TEXT BLOCK

-.-.-

Subscribe via Chrome (>= 136 for native H.265 WebRTC support) using livekit-client. The track will be subscribed (TrackSubscribed fires with codec: video/H265), but no RTP arrives.

What works

  • lk ... --publish 'h264://127.0.0.1:9001' (after re-encoding source to H.264) → renders perfectly, 30fps, 0 packet loss, 1.1ms decode time on Mac.
  • The exact same SFU forwarding path is used for both codecs (verified in livekit/pkg/sfu/{receiver.go,downtrack.go,forwarder.go}Forwarder.DetermineCodec handles H264 and H265 the same).

Root cause

The publisher-side classification logic in server-sdk-go at v2/publication.go:482-516 only treats a published codec as "primary" if p.MimeType() ends with the codec name (e.g. h265). Otherwise it falls through into the backup-codec branch, which finds no matching backup track for an H.265-only publish and exits silently — never unblocking RTP forwarding to the subscriber.

MimeType() returns the empty string when TrackInfo.MimeType and TrackInfo.Codecs[].MimeType are not set in the publisher's AddTrackRequest. TrackInfo.MimeType is only populated when SimulcastCodecs was supplied to AddTrackRequest.

-.-.-

GIVEN ENTRIES
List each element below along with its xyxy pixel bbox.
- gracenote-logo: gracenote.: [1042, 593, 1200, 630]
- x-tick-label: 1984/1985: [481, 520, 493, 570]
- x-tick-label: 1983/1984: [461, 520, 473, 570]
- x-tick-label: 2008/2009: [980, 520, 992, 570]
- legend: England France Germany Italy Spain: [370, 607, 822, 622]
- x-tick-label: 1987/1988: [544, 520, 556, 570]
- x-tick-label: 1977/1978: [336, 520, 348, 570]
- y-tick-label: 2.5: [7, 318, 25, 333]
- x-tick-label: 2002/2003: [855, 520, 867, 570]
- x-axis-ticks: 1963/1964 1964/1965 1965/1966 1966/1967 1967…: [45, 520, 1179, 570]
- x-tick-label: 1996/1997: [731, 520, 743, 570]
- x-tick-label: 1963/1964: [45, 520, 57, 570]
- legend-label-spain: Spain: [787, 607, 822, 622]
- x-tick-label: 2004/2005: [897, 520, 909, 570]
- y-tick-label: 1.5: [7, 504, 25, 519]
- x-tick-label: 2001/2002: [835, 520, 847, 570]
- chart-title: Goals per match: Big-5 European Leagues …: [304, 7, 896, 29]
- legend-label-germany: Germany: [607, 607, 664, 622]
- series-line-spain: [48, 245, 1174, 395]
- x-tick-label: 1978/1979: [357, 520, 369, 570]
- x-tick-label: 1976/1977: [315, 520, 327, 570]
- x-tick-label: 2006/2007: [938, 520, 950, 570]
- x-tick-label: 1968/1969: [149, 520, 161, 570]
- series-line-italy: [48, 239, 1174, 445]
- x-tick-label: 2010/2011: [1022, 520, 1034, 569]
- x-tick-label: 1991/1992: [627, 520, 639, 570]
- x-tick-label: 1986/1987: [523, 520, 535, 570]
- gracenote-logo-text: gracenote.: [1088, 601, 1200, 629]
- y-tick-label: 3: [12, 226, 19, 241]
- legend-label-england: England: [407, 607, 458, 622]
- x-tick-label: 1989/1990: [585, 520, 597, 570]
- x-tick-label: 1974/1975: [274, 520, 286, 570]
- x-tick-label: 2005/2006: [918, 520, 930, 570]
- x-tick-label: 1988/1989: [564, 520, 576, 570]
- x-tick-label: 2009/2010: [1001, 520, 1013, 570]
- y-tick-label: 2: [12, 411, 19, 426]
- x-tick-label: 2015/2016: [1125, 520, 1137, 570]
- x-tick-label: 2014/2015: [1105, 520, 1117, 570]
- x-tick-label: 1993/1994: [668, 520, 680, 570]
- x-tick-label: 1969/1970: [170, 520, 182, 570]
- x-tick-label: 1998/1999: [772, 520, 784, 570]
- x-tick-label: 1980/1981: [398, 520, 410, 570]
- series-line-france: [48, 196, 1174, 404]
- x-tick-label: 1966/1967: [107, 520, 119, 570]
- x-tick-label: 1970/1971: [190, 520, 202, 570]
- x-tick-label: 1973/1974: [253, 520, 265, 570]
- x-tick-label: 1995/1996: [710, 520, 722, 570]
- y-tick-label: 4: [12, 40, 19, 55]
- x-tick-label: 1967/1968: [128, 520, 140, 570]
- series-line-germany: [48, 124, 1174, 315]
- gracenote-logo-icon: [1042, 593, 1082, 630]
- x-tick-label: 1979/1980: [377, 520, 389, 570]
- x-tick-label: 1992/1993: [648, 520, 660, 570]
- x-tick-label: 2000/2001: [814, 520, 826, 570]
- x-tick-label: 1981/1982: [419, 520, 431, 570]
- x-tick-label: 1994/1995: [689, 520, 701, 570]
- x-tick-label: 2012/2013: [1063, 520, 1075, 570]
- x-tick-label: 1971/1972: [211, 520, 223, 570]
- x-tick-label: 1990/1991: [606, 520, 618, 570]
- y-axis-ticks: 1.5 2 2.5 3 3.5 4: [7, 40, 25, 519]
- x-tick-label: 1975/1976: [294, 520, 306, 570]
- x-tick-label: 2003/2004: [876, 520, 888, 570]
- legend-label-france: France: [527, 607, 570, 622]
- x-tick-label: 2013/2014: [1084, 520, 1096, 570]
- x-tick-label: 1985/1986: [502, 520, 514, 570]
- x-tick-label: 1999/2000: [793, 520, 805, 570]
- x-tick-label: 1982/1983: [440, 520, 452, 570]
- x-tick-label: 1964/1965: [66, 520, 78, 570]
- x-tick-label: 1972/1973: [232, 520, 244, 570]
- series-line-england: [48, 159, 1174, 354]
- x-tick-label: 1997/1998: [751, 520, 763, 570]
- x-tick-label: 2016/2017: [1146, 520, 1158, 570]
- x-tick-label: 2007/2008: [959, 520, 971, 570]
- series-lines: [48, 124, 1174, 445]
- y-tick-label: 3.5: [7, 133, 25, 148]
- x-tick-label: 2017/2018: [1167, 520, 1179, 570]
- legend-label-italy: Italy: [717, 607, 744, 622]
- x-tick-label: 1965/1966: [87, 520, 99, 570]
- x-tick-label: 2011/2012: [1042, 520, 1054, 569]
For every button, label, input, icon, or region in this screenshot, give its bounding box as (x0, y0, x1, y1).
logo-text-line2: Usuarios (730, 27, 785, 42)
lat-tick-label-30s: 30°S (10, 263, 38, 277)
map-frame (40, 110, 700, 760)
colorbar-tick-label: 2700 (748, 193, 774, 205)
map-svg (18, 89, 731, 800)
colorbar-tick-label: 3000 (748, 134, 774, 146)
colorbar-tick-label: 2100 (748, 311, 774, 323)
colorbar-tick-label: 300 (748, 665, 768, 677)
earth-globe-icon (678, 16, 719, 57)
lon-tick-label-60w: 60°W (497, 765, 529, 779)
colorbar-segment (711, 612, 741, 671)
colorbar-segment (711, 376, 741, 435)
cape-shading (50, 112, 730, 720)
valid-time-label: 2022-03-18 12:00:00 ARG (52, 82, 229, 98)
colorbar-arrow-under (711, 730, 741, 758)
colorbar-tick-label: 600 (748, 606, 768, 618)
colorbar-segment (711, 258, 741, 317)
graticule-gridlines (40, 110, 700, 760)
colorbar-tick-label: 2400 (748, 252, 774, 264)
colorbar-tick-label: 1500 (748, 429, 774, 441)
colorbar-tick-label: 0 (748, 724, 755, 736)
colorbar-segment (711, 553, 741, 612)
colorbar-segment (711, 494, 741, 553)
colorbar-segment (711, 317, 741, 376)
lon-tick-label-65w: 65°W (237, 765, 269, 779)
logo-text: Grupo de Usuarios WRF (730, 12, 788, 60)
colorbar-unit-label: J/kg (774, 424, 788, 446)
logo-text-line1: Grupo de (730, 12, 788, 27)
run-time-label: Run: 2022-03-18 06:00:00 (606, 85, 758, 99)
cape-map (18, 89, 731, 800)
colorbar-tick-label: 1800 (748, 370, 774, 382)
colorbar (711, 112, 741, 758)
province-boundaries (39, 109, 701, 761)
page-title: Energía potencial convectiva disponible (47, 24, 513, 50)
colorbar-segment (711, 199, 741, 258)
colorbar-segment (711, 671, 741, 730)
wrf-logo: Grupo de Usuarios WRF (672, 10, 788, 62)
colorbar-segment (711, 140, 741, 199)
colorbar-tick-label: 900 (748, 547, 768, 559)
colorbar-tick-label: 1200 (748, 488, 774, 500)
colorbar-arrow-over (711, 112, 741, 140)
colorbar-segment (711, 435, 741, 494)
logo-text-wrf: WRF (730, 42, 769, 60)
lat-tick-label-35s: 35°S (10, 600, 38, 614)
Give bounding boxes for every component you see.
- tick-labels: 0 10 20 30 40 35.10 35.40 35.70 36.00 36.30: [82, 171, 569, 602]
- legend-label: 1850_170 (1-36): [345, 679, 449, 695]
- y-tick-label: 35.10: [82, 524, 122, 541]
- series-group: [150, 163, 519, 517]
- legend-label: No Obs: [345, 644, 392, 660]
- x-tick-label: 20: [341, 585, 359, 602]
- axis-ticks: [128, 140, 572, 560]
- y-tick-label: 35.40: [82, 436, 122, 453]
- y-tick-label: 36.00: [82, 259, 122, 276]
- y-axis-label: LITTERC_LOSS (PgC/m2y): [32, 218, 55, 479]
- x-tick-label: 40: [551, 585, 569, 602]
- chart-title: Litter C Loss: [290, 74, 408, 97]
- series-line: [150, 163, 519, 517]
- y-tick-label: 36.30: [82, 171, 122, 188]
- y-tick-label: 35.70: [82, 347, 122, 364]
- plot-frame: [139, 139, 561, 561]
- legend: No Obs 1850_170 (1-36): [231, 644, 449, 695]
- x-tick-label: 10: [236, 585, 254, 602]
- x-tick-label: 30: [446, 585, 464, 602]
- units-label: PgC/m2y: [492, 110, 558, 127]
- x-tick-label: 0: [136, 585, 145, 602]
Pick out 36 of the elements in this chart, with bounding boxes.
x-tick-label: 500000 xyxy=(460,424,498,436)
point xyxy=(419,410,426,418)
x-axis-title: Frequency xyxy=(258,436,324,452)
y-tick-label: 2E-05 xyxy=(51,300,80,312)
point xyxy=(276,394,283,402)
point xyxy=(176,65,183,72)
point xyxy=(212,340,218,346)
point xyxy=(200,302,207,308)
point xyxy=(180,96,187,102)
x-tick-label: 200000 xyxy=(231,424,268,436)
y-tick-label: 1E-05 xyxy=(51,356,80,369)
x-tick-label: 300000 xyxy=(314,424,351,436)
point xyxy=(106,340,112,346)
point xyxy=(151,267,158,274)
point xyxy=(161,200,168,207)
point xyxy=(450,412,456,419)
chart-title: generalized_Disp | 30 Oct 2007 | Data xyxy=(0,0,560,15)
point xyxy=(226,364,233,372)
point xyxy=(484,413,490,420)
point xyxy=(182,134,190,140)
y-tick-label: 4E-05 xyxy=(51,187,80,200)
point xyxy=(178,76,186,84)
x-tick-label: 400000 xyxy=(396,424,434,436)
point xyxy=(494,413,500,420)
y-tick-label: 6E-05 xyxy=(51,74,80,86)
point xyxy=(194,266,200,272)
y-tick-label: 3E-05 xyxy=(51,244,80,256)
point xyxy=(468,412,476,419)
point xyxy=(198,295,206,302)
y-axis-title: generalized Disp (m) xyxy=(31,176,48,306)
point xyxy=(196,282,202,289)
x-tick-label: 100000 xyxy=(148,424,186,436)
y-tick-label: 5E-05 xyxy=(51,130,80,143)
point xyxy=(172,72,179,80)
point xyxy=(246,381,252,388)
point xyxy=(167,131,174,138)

-.-.-

THE PROBLEM
Reproduce the passage of the LiveKit H.265 issue text that opens with the words containing "Subscribe via Chrome" and closes with "no RTP arrives.", without changing a character. The rows have no connection to the LiveKit H.265 issue text.

EXPECTED OUTPUT
Subscribe via Chrome (>= 136 for native H.265 WebRTC support) using livekit-client. The track will be subscribed (TrackSubscribed fires with codec: video/H265), but no RTP arrives.